» **Direction**:
Copy all lines of the listing that include the string "会员优先".

» **Record list**:
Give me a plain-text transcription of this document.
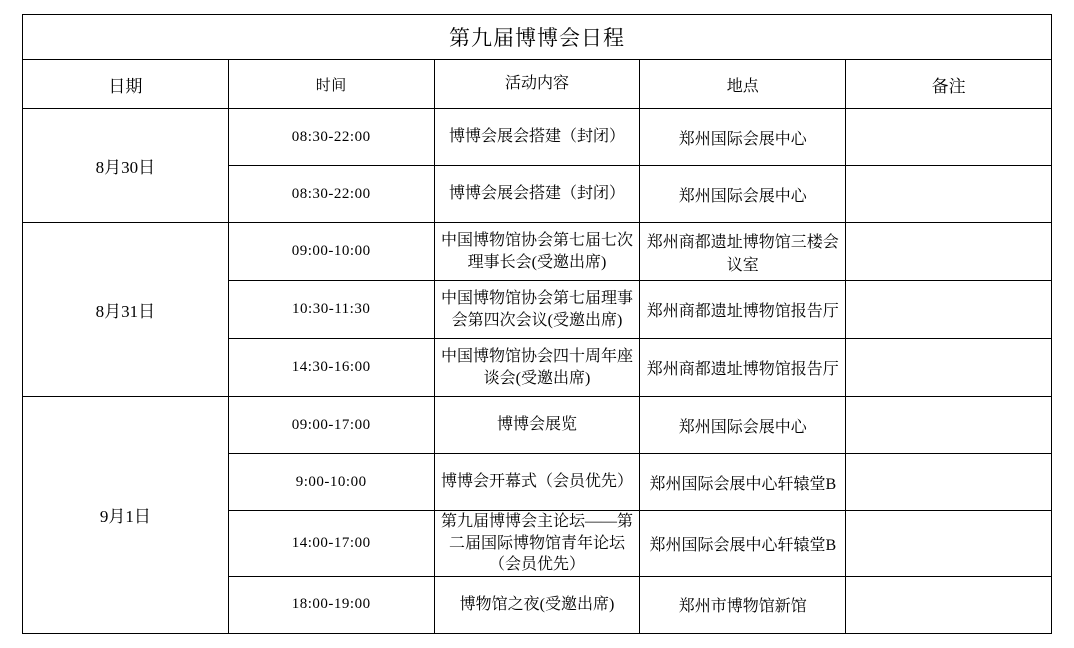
第九届博博会日程				
日期	时间	活动内容	地点	备注
8月30日	08:30-22:00	博博会展会搭建（封闭）	郑州国际会展中心	
	08:30-22:00	博博会展会搭建（封闭）	郑州国际会展中心	
8月31日	09:00-10:00	中国博物馆协会第七届七次理事长会(受邀出席)	郑州商都遗址博物馆三楼会议室	
	10:30-11:30	中国博物馆协会第七届理事会第四次会议(受邀出席)	郑州商都遗址博物馆报告厅	
	14:30-16:00	中国博物馆协会四十周年座谈会(受邀出席)	郑州商都遗址博物馆报告厅	
9月1日	09:00-17:00	博博会展览	郑州国际会展中心	
	9:00-10:00	博博会开幕式（会员优先）	郑州国际会展中心轩辕堂B	
	14:00-17:00	第九届博博会主论坛——第二届国际博物馆青年论坛（会员优先）	郑州国际会展中心轩辕堂B	
	18:00-19:00	博物馆之夜(受邀出席)	郑州市博物馆新馆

» **Task response**:
	9:00-10:00	博博会开幕式（会员优先）	郑州国际会展中心轩辕堂B	
	14:00-17:00	第九届博博会主论坛——第二届国际博物馆青年论坛（会员优先）	郑州国际会展中心轩辕堂B	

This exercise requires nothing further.